Raw records
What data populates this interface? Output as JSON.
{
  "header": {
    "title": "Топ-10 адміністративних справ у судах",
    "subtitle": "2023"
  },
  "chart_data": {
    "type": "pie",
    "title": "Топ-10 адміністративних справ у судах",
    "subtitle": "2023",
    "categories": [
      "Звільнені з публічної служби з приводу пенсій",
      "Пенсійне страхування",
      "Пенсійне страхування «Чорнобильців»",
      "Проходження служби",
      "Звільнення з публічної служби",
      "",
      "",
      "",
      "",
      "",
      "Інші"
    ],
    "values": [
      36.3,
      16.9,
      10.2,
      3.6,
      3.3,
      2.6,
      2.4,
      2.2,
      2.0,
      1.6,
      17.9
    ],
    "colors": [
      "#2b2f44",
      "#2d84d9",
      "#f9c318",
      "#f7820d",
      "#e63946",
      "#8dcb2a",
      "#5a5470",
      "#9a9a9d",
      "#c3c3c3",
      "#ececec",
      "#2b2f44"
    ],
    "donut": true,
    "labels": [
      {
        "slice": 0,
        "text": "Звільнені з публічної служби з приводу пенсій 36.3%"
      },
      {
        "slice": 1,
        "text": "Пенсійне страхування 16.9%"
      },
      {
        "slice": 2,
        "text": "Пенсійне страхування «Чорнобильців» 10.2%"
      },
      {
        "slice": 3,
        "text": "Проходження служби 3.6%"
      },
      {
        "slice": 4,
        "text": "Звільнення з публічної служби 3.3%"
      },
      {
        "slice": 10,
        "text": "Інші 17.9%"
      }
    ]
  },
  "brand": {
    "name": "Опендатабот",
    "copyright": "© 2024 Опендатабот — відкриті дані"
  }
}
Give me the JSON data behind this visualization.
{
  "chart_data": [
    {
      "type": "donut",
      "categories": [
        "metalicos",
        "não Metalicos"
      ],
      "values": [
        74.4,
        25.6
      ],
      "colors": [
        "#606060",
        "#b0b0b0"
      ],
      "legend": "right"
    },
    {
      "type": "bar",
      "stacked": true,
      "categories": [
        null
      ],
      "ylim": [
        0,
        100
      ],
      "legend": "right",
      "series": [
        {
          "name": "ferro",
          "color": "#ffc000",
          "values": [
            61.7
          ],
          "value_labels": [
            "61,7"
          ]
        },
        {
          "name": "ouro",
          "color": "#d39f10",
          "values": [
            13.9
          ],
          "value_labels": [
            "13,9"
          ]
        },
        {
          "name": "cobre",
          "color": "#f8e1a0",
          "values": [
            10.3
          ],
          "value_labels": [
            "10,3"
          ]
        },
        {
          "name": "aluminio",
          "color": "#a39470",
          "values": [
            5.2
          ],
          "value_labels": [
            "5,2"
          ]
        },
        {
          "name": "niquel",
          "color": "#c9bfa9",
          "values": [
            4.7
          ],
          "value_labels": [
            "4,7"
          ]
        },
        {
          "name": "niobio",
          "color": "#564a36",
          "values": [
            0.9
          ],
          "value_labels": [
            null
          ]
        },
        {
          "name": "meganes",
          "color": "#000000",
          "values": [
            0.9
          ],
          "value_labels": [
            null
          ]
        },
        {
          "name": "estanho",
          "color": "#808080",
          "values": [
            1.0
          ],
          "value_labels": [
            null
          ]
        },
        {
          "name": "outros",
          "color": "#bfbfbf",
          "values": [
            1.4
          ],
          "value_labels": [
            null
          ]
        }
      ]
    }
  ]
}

### WHAT TO PRODUCE
Search the entries for the word "страхування" and copy every line that has it.

### RIGHT ANSWER
      "Пенсійне страхування",
      "Пенсійне страхування «Чорнобильців»",
        "text": "Пенсійне страхування 16.9%"
        "text": "Пенсійне страхування «Чорнобильців» 10.2%"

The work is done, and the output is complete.